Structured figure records
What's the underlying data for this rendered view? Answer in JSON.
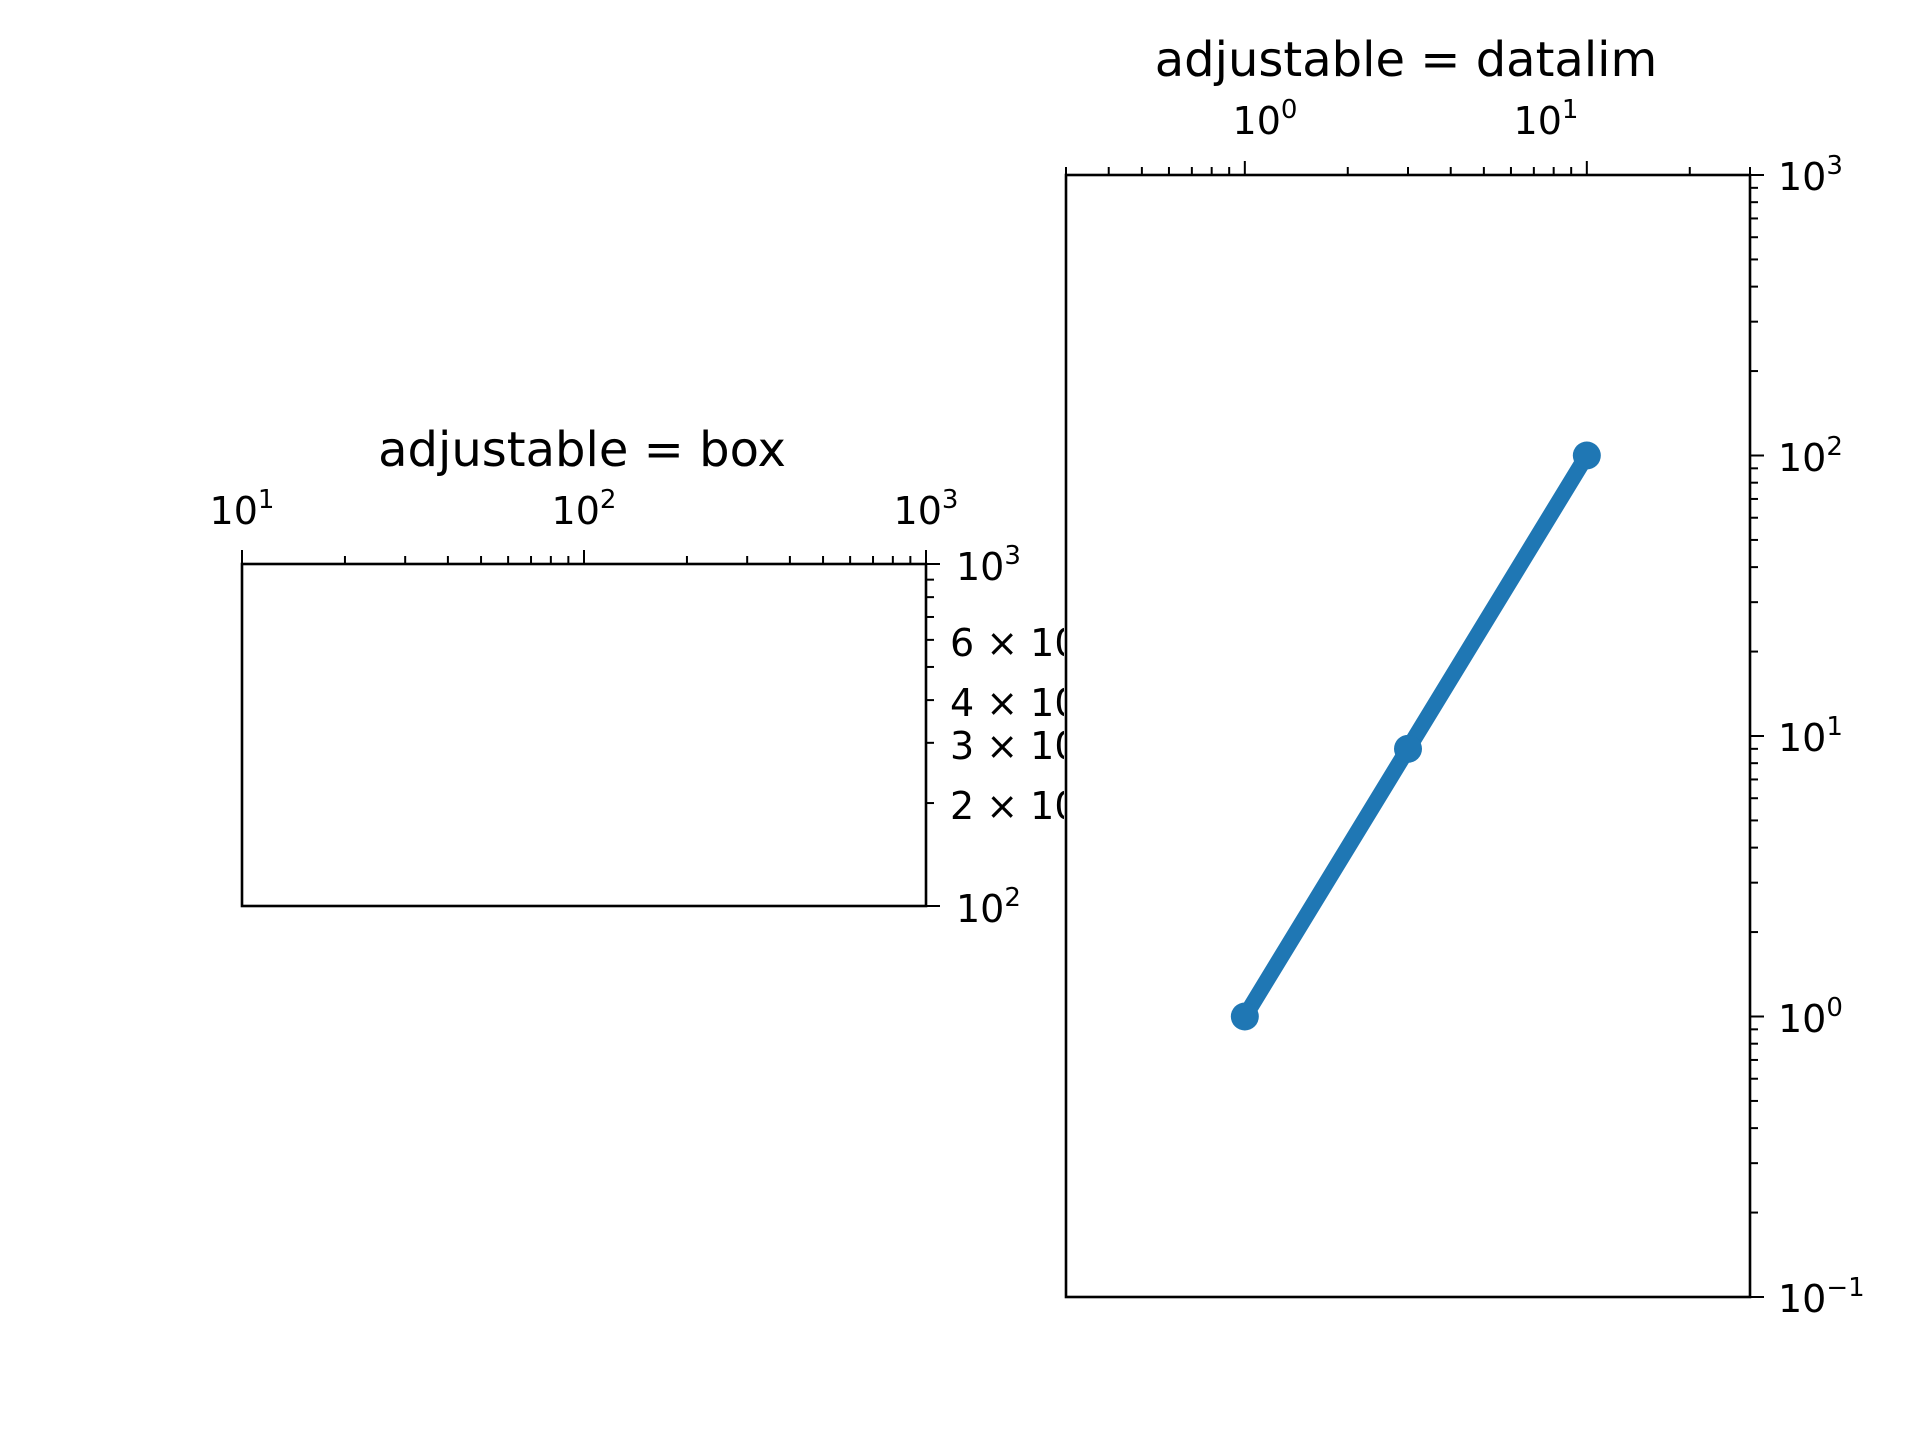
{
  "chart_data": [
    {
      "type": "line",
      "title": "adjustable = box",
      "x_scale": "log",
      "y_scale": "log",
      "xlim": [
        10,
        1000
      ],
      "ylim": [
        100,
        1000
      ],
      "x_tick_position": "top",
      "y_tick_position": "right",
      "x_major_ticks": [
        {
          "base": "10",
          "exp": "1"
        },
        {
          "base": "10",
          "exp": "2"
        },
        {
          "base": "10",
          "exp": "3"
        }
      ],
      "y_major_ticks": [
        {
          "base": "10",
          "exp": "3"
        },
        {
          "base": "10",
          "exp": "2"
        }
      ],
      "y_minor_labels": [
        "6 × 10",
        "4 × 10",
        "3 × 10",
        "2 × 10"
      ],
      "series": []
    },
    {
      "type": "line",
      "title": "adjustable = datalim",
      "x_scale": "log",
      "y_scale": "log",
      "xlim": [
        0.3,
        30
      ],
      "ylim": [
        0.1,
        1000
      ],
      "x_tick_position": "top",
      "y_tick_position": "right",
      "x_major_ticks": [
        {
          "base": "10",
          "exp": "0"
        },
        {
          "base": "10",
          "exp": "1"
        }
      ],
      "y_major_ticks": [
        {
          "base": "10",
          "exp": "3"
        },
        {
          "base": "10",
          "exp": "2"
        },
        {
          "base": "10",
          "exp": "1"
        },
        {
          "base": "10",
          "exp": "0"
        },
        {
          "base": "10",
          "exp": "−1"
        }
      ],
      "series": [
        {
          "color": "#1f77b4",
          "marker": "circle",
          "x": [
            1,
            3,
            10
          ],
          "y": [
            1,
            9,
            100
          ]
        }
      ]
    }
  ]
}
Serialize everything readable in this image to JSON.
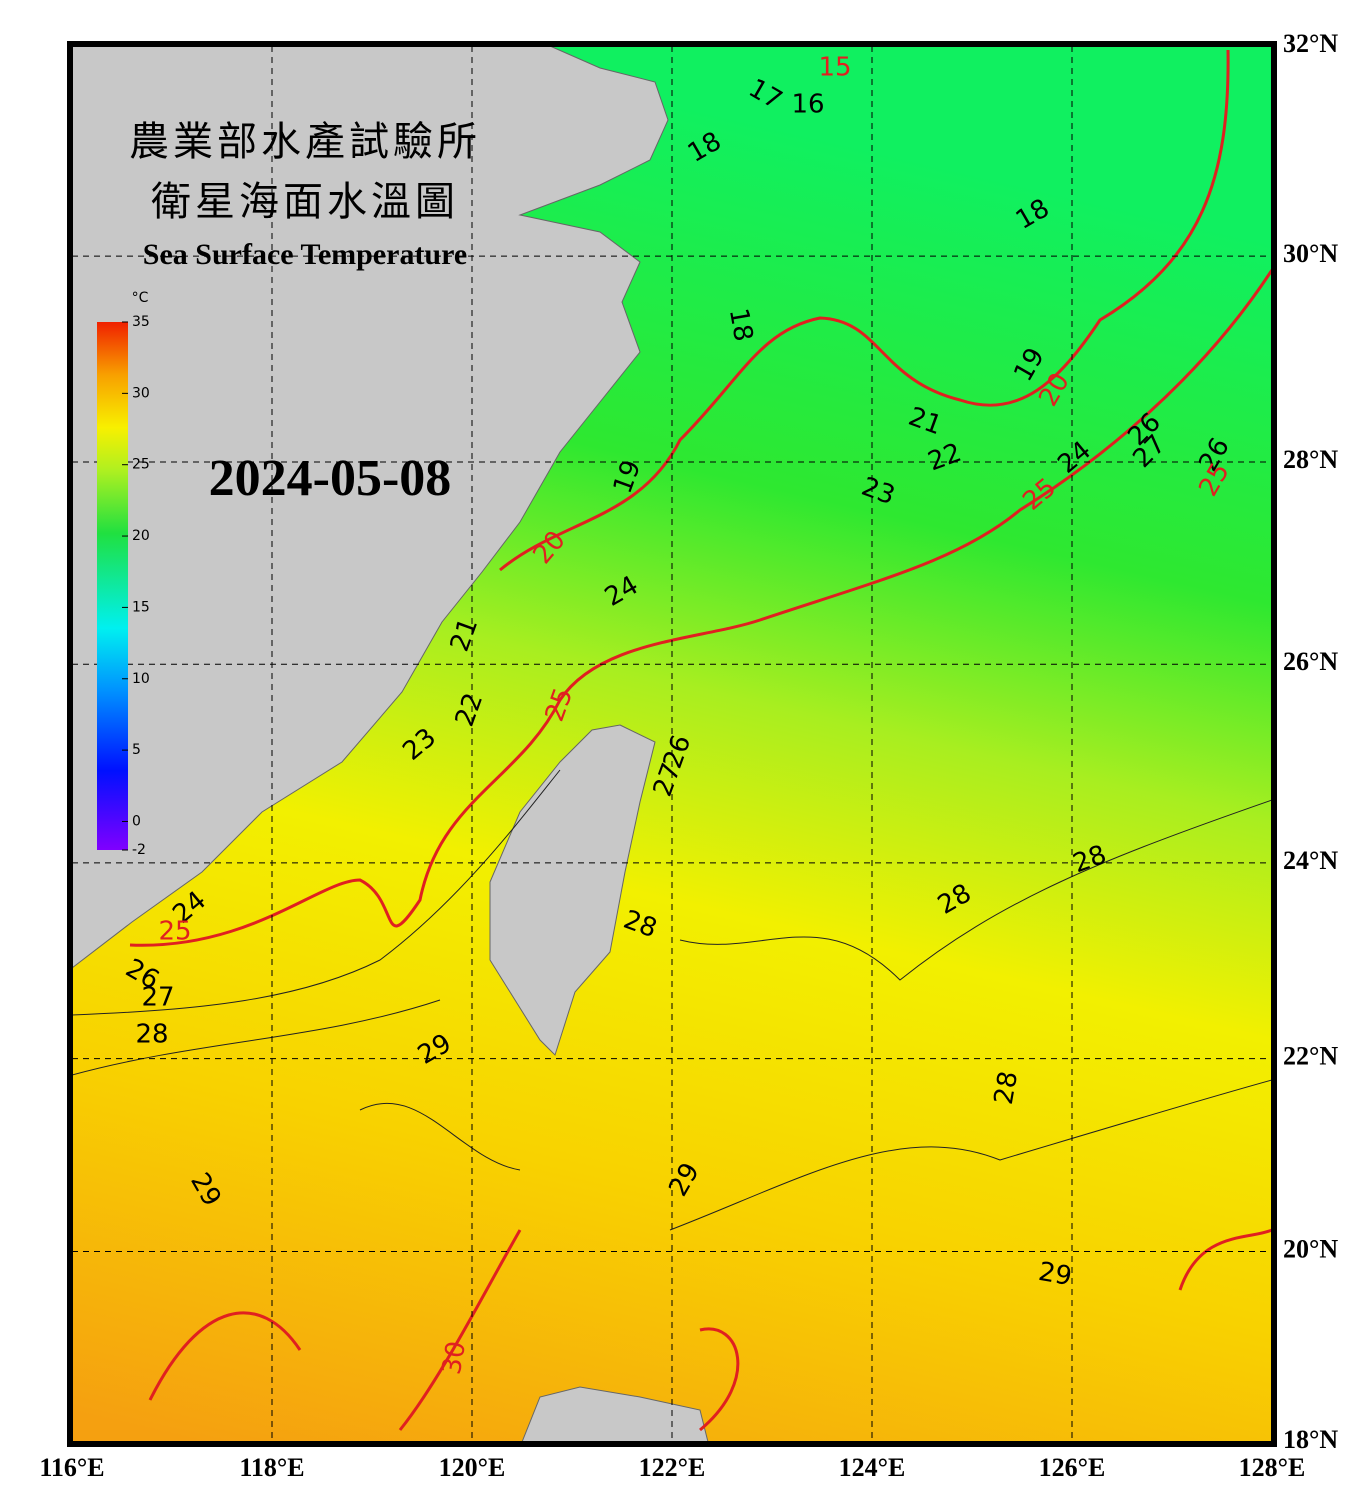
{
  "header": {
    "title_zh_1": "農業部水產試驗所",
    "title_zh_2": "衛星海面水溫圖",
    "title_en": "Sea Surface Temperature",
    "date": "2024-05-08"
  },
  "chart_data": {
    "type": "map",
    "xlim": [
      116,
      128
    ],
    "ylim": [
      18,
      32
    ],
    "projection": "mercator",
    "grid": true,
    "xticks": [
      {
        "value": 116,
        "label": "116°E"
      },
      {
        "value": 118,
        "label": "118°E"
      },
      {
        "value": 120,
        "label": "120°E"
      },
      {
        "value": 122,
        "label": "122°E"
      },
      {
        "value": 124,
        "label": "124°E"
      },
      {
        "value": 126,
        "label": "126°E"
      },
      {
        "value": 128,
        "label": "128°E"
      }
    ],
    "yticks": [
      {
        "value": 18,
        "label": "18°N"
      },
      {
        "value": 20,
        "label": "20°N"
      },
      {
        "value": 22,
        "label": "22°N"
      },
      {
        "value": 24,
        "label": "24°N"
      },
      {
        "value": 26,
        "label": "26°N"
      },
      {
        "value": 28,
        "label": "28°N"
      },
      {
        "value": 30,
        "label": "30°N"
      },
      {
        "value": 32,
        "label": "32°N"
      }
    ],
    "colorbar": {
      "unit": "°C",
      "lim": [
        -2,
        35
      ],
      "ticks": [
        -2,
        0,
        5,
        10,
        15,
        20,
        25,
        30,
        35
      ]
    },
    "isotherm_labels": [
      15,
      17,
      16,
      18,
      18,
      18,
      19,
      20,
      21,
      22,
      23,
      24,
      25,
      26,
      27,
      26,
      25,
      19,
      20,
      24,
      21,
      22,
      25,
      23,
      26,
      27,
      24,
      25,
      26,
      27,
      28,
      28,
      28,
      28,
      29,
      28,
      29,
      29,
      29,
      30
    ]
  }
}
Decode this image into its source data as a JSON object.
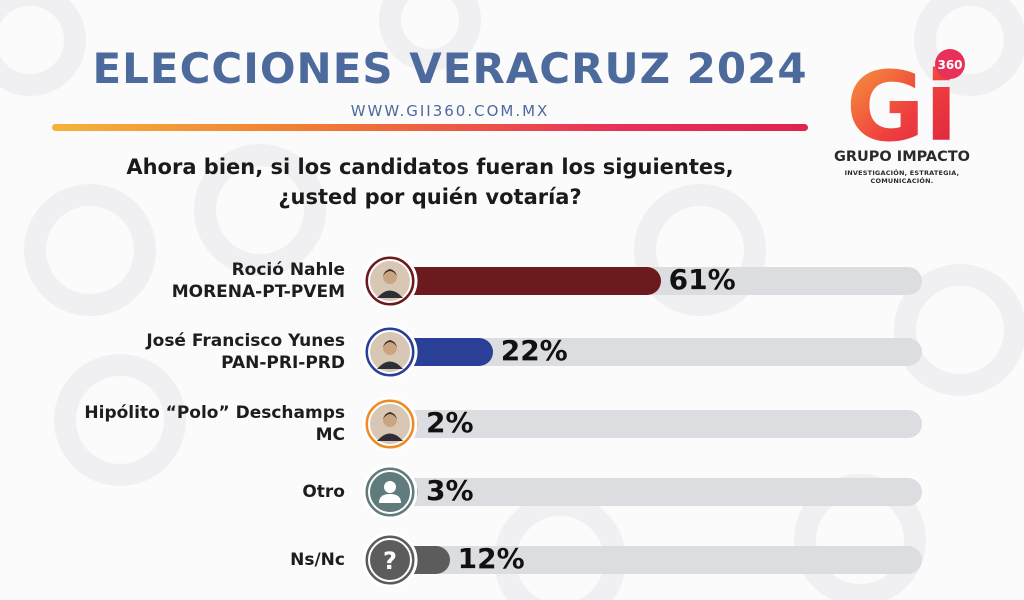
{
  "header": {
    "title": "ELECCIONES VERACRUZ 2024",
    "url": "WWW.GII360.COM.MX",
    "question_line1": "Ahora bien, si los candidatos fueran los siguientes,",
    "question_line2": "¿usted por quién votaría?"
  },
  "logo": {
    "mark": "Gi",
    "badge": "360",
    "name": "GRUPO IMPACTO",
    "tagline": "INVESTIGACIÓN, ESTRATEGIA, COMUNICACIÓN."
  },
  "chart_data": {
    "type": "bar",
    "orientation": "horizontal",
    "unit": "%",
    "xlim": [
      0,
      100
    ],
    "categories": [
      "Roció Nahle MORENA-PT-PVEM",
      "José Francisco Yunes PAN-PRI-PRD",
      "Hipólito “Polo” Deschamps MC",
      "Otro",
      "Ns/Nc"
    ],
    "values": [
      61,
      22,
      2,
      3,
      12
    ],
    "rows": [
      {
        "line1": "Roció Nahle",
        "line2": "MORENA-PT-PVEM",
        "value": 61,
        "value_label": "61%",
        "color": "#6b1a1e",
        "avatar": "photo-icon"
      },
      {
        "line1": "José Francisco Yunes",
        "line2": "PAN-PRI-PRD",
        "value": 22,
        "value_label": "22%",
        "color": "#2a3f96",
        "avatar": "photo-icon"
      },
      {
        "line1": "Hipólito “Polo” Deschamps",
        "line2": "MC",
        "value": 2,
        "value_label": "2%",
        "color": "#f08a24",
        "avatar": "photo-icon"
      },
      {
        "line1": "Otro",
        "line2": "",
        "value": 3,
        "value_label": "3%",
        "color": "#5f7b7b",
        "avatar": "person-icon"
      },
      {
        "line1": "Ns/Nc",
        "line2": "",
        "value": 12,
        "value_label": "12%",
        "color": "#5c5c5c",
        "avatar": "question-icon"
      }
    ]
  },
  "colors": {
    "title": "#4d6a9d",
    "track": "#dcdde0",
    "rule_gradient": [
      "#f5b33b",
      "#e0234f"
    ]
  }
}
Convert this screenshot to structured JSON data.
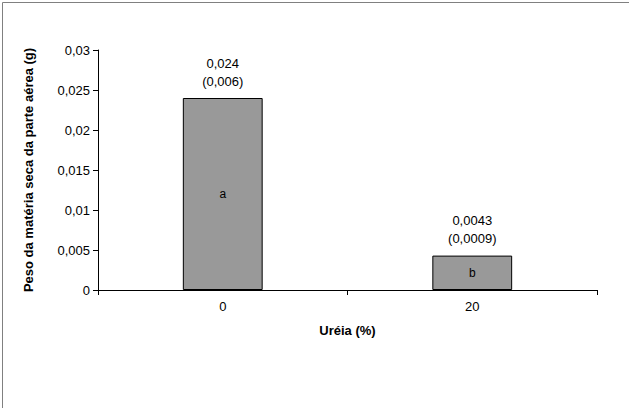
{
  "chart_data": {
    "type": "bar",
    "x_label": "Uréia (%)",
    "y_label": "Peso da matéria seca da parte aérea (g)",
    "categories": [
      "0",
      "20"
    ],
    "values": [
      0.024,
      0.0043
    ],
    "value_labels": [
      "0,024",
      "0,0043"
    ],
    "sd_labels": [
      "(0,006)",
      "(0,0009)"
    ],
    "group_letters": [
      "a",
      "b"
    ],
    "color": "#999999",
    "ylim": [
      0,
      0.03
    ],
    "yticks": [
      0,
      {
        "value": 0.005,
        "label": "0,005"
      },
      {
        "value": 0.01,
        "label": "0,01"
      },
      {
        "value": 0.015,
        "label": "0,015"
      },
      {
        "value": 0.02,
        "label": "0,02"
      },
      {
        "value": 0.025,
        "label": "0,025"
      },
      {
        "value": 0.03,
        "label": "0,03"
      }
    ],
    "grid": false,
    "data_labels": true
  }
}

**Exercise prompt**.
Review the preceding data and report every line that includes the string "Hipólito".

**Written solution**.
      "Hipólito “Polo” Deschamps MC",
        "line1": "Hipólito “Polo” Deschamps",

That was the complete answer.